THE TASK
Can you transcribe every entry word for word, skipping the images?

(Dataset items)
>>>
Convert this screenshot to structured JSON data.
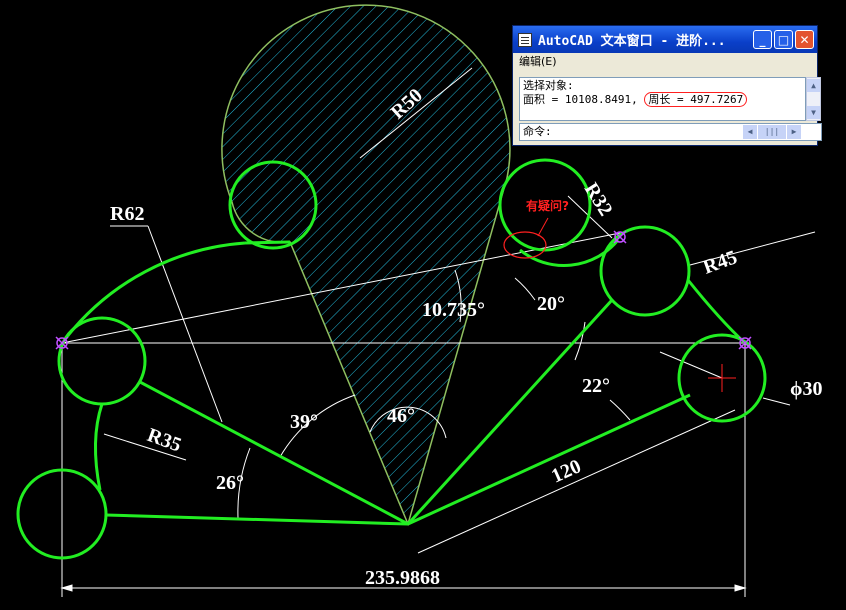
{
  "drawing": {
    "dimensions": {
      "r50": "R50",
      "r32": "R32",
      "r62": "R62",
      "r45": "R45",
      "r35": "R35",
      "angle_10": "10.735°",
      "angle_20": "20°",
      "angle_22": "22°",
      "angle_39": "39°",
      "angle_46": "46°",
      "angle_26": "26°",
      "len_120": "120",
      "phi30": "ϕ30",
      "width": "235.9868"
    },
    "annotation": "有疑问?",
    "colors": {
      "outline": "#22ff22",
      "hatch": "#22b8d8",
      "dims": "#ffffff",
      "annotation": "#ff2020"
    }
  },
  "text_window": {
    "title": "AutoCAD 文本窗口 - 进阶...",
    "menu_edit": "编辑(E)",
    "line1": "选择对象:",
    "area_text": "面积 = 10108.8491,",
    "perimeter_text": "周长 = 497.7267",
    "command_label": "命令:",
    "buttons": {
      "minimize": "_",
      "maximize": "□",
      "close": "✕"
    }
  }
}
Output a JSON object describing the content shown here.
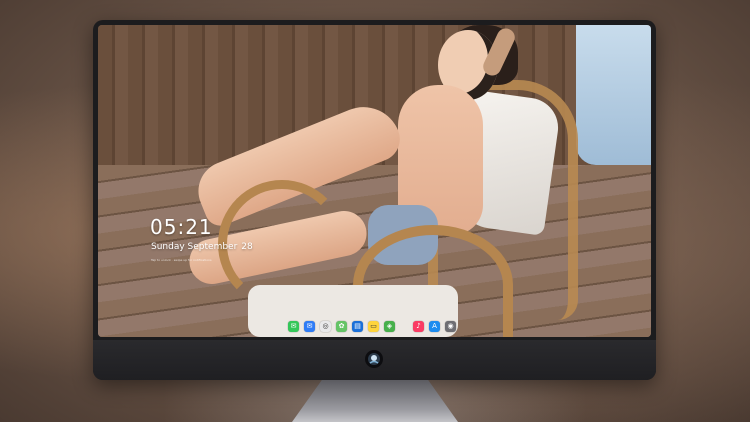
{
  "lock_screen": {
    "time": "05:21",
    "date_weekday_month": "Sunday September",
    "date_day": "28",
    "subtext": "Tap to unlock · swipe up for notifications"
  },
  "dock": {
    "icons": [
      {
        "name": "messages-icon",
        "color": "#34c759",
        "glyph": "✉"
      },
      {
        "name": "mail-icon",
        "color": "#2f7cf6",
        "glyph": "✉"
      },
      {
        "name": "safari-icon",
        "color": "#e9e9ea",
        "glyph": "◎"
      },
      {
        "name": "photos-icon",
        "color": "#65c466",
        "glyph": "✿"
      },
      {
        "name": "film-icon",
        "color": "#1a6fd8",
        "glyph": "▤"
      },
      {
        "name": "notes-icon",
        "color": "#ffd43b",
        "glyph": "▭"
      },
      {
        "name": "maps-icon",
        "color": "#47b04b",
        "glyph": "◈"
      },
      {
        "name": "music-icon",
        "color": "#fa3c64",
        "glyph": "♪"
      },
      {
        "name": "appstore-icon",
        "color": "#1c8cf0",
        "glyph": "A"
      },
      {
        "name": "camera-icon",
        "color": "#6e6e73",
        "glyph": "◉"
      }
    ]
  },
  "colors": {
    "bezel": "#1c1c1e",
    "chin": "#2a2a2d",
    "clock_text": "#ffffff"
  }
}
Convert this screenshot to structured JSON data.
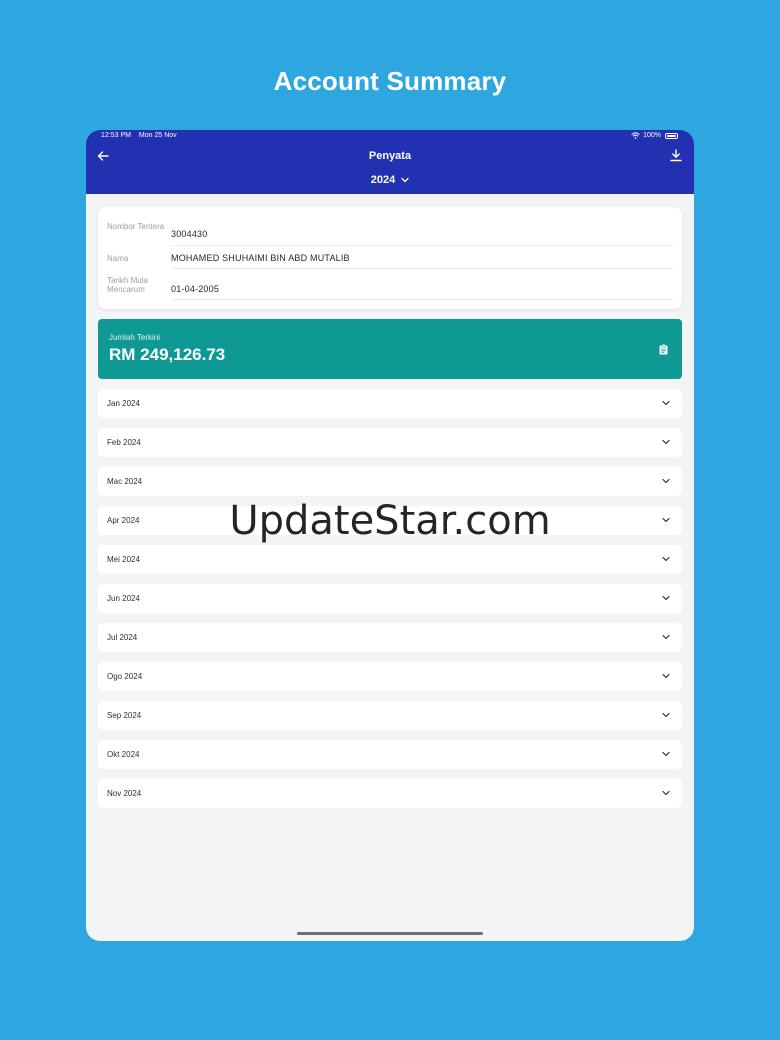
<<<
RESPONSE
Convert this screenshot to structured JSON data.
{
  "drawing": {
    "dimensions": {
      "r50": "R50",
      "r32": "R32",
      "r62": "R62",
      "r45": "R45",
      "r35": "R35",
      "angle_10": "10.735°",
      "angle_20": "20°",
      "angle_22": "22°",
      "angle_39": "39°",
      "angle_46": "46°",
      "angle_26": "26°",
      "len_120": "120",
      "phi30": "ϕ30",
      "width": "235.9868"
    },
    "annotation": "有疑问?",
    "colors": {
      "outline": "#22ff22",
      "hatch": "#22b8d8",
      "dims": "#ffffff",
      "annotation": "#ff2020"
    }
  },
  "text_window": {
    "title": "AutoCAD 文本窗口 - 进阶...",
    "menu_edit": "编辑(E)",
    "line1": "选择对象:",
    "area_text": "面积 = 10108.8491,",
    "perimeter_text": "周长 = 497.7267",
    "command_label": "命令:",
    "buttons": {
      "minimize": "_",
      "maximize": "□",
      "close": "✕"
    }
  }
}
Output a JSON object describing the content shown here.
{
  "lock_screen": {
    "time": "05:21",
    "date_weekday_month": "Sunday September",
    "date_day": "28",
    "subtext": "Tap to unlock · swipe up for notifications"
  },
  "dock": {
    "icons": [
      {
        "name": "messages-icon",
        "color": "#34c759",
        "glyph": "✉"
      },
      {
        "name": "mail-icon",
        "color": "#2f7cf6",
        "glyph": "✉"
      },
      {
        "name": "safari-icon",
        "color": "#e9e9ea",
        "glyph": "◎"
      },
      {
        "name": "photos-icon",
        "color": "#65c466",
        "glyph": "✿"
      },
      {
        "name": "film-icon",
        "color": "#1a6fd8",
        "glyph": "▤"
      },
      {
        "name": "notes-icon",
        "color": "#ffd43b",
        "glyph": "▭"
      },
      {
        "name": "maps-icon",
        "color": "#47b04b",
        "glyph": "◈"
      },
      {
        "name": "music-icon",
        "color": "#fa3c64",
        "glyph": "♪"
      },
      {
        "name": "appstore-icon",
        "color": "#1c8cf0",
        "glyph": "A"
      },
      {
        "name": "camera-icon",
        "color": "#6e6e73",
        "glyph": "◉"
      }
    ]
  },
  "colors": {
    "bezel": "#1c1c1e",
    "chin": "#2a2a2d",
    "clock_text": "#ffffff"
  }
}
Convert this screenshot to structured JSON data.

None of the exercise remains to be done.